- CHALLENGE
Say how many lines contain "الأقواس"; the answer is the number alone.

########################################

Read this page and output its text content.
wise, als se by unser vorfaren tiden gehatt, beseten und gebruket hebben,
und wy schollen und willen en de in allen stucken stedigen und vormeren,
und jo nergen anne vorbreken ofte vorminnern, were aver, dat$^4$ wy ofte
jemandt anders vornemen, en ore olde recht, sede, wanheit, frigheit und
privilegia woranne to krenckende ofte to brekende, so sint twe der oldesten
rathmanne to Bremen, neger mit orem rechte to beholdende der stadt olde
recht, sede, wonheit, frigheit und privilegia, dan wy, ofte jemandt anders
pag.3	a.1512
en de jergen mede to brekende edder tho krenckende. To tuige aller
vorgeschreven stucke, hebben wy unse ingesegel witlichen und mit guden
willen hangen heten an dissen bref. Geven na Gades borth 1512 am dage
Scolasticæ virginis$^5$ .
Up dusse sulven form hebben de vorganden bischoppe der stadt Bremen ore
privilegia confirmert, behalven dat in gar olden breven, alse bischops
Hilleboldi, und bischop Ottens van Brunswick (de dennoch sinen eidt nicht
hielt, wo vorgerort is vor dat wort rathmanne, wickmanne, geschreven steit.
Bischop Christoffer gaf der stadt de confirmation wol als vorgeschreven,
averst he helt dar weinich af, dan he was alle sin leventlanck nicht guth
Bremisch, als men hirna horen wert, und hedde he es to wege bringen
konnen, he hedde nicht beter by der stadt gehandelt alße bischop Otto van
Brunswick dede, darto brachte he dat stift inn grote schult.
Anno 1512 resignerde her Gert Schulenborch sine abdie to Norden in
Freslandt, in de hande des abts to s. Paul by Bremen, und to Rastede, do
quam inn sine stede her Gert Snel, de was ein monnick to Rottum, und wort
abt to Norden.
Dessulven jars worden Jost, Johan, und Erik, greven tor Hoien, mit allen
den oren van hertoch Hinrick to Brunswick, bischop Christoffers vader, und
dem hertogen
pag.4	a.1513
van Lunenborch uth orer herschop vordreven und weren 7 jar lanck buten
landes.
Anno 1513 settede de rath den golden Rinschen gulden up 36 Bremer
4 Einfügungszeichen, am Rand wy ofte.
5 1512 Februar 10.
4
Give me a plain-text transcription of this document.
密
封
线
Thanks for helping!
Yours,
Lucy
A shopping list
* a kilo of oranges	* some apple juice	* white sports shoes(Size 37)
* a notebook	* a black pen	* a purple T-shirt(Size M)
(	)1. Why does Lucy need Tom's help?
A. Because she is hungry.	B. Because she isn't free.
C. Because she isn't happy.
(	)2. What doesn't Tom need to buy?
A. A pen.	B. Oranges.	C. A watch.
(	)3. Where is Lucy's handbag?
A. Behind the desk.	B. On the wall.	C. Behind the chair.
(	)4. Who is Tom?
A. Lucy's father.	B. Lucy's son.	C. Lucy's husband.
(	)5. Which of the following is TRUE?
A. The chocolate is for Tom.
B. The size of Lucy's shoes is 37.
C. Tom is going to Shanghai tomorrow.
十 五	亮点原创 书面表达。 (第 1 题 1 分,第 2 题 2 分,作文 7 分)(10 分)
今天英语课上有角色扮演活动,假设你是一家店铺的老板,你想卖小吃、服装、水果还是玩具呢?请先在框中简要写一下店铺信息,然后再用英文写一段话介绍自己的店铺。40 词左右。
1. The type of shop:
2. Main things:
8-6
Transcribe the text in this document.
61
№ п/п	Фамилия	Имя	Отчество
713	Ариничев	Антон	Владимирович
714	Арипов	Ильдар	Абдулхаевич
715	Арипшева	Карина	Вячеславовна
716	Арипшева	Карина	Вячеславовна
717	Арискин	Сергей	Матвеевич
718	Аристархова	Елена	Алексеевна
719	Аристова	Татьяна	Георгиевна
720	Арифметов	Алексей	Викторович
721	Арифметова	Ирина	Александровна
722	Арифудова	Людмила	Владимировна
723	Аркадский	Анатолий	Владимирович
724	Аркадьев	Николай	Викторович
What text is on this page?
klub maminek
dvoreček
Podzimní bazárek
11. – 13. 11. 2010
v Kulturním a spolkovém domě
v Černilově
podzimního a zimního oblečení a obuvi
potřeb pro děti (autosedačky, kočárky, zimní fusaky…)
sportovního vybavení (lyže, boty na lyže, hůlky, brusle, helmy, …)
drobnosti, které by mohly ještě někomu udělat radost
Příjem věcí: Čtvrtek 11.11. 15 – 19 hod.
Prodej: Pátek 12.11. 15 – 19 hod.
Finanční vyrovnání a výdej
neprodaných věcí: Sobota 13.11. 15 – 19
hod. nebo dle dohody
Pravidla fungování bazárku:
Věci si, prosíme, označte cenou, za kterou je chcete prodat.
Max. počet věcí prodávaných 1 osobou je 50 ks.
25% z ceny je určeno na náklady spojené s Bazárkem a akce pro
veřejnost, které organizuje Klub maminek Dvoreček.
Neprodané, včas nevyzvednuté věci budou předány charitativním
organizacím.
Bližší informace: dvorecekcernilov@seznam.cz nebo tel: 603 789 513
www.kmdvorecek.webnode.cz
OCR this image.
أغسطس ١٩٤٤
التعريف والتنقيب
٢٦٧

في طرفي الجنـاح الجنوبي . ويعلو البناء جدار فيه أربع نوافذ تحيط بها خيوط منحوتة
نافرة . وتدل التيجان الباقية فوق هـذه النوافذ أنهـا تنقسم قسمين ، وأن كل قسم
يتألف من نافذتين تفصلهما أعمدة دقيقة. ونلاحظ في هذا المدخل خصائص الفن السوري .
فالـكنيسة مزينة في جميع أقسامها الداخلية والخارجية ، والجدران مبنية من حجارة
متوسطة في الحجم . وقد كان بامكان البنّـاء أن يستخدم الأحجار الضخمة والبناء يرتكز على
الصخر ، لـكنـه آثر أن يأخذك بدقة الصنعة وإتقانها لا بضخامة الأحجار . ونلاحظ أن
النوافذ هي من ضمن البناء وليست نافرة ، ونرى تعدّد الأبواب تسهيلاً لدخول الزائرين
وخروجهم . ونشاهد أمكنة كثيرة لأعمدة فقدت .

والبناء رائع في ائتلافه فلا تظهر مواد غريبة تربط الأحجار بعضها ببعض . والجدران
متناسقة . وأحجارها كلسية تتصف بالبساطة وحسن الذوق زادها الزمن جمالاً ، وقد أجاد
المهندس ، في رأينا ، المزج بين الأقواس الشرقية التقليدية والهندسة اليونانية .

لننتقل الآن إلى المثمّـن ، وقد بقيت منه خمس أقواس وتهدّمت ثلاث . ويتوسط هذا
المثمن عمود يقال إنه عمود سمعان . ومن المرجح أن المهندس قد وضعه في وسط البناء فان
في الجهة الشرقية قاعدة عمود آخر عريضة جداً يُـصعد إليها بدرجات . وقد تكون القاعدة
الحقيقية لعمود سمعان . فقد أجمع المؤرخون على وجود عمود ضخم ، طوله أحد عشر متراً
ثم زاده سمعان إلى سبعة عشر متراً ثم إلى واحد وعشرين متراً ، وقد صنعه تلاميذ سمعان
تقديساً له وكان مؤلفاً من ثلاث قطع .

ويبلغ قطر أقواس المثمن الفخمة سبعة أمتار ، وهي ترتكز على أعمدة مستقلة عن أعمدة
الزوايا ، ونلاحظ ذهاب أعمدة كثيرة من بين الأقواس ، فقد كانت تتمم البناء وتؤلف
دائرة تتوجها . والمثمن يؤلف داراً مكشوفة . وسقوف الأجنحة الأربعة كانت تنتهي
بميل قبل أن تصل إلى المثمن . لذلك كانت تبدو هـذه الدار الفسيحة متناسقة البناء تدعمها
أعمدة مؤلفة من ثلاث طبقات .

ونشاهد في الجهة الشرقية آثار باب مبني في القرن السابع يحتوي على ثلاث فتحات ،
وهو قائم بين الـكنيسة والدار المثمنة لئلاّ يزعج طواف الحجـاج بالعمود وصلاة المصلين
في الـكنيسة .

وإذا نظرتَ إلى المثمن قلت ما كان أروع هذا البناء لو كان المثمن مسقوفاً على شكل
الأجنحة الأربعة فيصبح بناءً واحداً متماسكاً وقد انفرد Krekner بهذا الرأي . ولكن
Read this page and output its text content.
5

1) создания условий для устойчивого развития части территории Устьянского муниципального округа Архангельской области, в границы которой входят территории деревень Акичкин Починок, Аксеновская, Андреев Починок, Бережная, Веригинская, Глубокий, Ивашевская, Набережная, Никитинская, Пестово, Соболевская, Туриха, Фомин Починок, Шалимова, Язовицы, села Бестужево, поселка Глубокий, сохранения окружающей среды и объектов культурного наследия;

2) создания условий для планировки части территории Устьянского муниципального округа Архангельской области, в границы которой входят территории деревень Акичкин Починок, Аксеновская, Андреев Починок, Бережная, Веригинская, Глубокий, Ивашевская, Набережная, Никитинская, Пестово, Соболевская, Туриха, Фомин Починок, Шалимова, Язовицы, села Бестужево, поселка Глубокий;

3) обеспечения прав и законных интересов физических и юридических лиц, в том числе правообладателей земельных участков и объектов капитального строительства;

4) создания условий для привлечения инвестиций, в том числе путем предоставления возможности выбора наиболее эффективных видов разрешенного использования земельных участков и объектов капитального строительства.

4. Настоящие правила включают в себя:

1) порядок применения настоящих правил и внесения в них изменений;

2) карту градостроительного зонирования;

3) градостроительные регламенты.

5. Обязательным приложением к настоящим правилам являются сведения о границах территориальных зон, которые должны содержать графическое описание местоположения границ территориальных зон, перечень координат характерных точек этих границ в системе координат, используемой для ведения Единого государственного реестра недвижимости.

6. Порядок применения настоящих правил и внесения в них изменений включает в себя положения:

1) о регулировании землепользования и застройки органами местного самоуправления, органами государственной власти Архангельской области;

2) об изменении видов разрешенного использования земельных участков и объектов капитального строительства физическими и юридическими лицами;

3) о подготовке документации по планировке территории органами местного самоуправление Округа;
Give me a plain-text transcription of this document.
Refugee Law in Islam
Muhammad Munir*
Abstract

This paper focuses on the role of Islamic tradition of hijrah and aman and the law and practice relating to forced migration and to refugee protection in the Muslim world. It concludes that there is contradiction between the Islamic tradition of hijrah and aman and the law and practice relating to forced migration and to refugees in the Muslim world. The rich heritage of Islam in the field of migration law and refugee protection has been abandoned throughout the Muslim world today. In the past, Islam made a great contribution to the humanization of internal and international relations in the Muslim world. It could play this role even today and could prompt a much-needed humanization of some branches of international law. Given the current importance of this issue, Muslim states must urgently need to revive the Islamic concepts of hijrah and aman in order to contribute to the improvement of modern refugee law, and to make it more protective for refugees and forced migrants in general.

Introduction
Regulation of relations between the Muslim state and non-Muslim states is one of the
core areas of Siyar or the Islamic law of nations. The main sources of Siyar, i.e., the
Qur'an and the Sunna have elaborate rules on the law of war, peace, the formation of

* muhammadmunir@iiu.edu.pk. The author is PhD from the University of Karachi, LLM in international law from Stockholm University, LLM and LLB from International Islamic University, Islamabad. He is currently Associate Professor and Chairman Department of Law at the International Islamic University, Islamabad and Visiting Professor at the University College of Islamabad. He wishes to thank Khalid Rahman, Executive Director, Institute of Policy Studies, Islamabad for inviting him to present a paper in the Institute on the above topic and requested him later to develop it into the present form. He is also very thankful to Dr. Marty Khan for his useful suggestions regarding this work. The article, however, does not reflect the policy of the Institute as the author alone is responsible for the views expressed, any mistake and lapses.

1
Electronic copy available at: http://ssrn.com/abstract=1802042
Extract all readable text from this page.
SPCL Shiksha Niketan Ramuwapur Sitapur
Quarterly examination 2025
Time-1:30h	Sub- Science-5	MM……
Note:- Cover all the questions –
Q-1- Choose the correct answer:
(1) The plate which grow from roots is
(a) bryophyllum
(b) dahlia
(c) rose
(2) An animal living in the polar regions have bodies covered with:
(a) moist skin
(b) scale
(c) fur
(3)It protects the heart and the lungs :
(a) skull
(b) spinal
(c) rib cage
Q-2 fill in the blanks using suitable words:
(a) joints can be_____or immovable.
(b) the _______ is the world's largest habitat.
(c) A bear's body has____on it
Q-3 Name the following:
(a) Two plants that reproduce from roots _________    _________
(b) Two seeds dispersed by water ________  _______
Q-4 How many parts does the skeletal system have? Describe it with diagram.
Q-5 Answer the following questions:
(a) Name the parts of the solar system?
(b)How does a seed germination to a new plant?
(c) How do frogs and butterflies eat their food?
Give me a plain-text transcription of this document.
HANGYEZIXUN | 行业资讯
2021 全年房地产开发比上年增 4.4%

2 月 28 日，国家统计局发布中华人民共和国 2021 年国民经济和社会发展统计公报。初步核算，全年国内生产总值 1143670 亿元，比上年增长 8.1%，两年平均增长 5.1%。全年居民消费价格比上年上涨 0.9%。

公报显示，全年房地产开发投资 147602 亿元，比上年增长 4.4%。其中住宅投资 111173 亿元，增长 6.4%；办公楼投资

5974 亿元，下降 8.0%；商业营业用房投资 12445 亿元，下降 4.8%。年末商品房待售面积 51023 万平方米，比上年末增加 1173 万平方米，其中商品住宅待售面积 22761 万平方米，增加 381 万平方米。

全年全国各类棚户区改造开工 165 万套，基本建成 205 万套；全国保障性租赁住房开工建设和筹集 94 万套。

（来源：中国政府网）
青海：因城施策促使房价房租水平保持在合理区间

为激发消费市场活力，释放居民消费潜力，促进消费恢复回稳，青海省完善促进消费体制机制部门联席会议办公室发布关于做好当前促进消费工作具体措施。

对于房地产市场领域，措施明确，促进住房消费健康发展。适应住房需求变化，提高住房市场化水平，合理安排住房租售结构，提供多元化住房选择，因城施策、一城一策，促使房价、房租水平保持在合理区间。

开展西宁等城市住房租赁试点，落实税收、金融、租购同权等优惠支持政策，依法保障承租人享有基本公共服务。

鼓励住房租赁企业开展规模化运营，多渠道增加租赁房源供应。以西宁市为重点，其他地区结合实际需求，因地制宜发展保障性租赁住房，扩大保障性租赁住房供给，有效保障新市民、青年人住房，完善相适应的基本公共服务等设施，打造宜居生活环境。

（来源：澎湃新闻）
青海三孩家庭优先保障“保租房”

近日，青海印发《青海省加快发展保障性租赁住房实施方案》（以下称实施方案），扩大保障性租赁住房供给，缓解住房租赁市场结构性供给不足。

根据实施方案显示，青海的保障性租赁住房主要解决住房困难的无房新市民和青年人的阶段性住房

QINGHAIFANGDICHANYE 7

########################################

- RESULT FOR THIS EXERCISE
2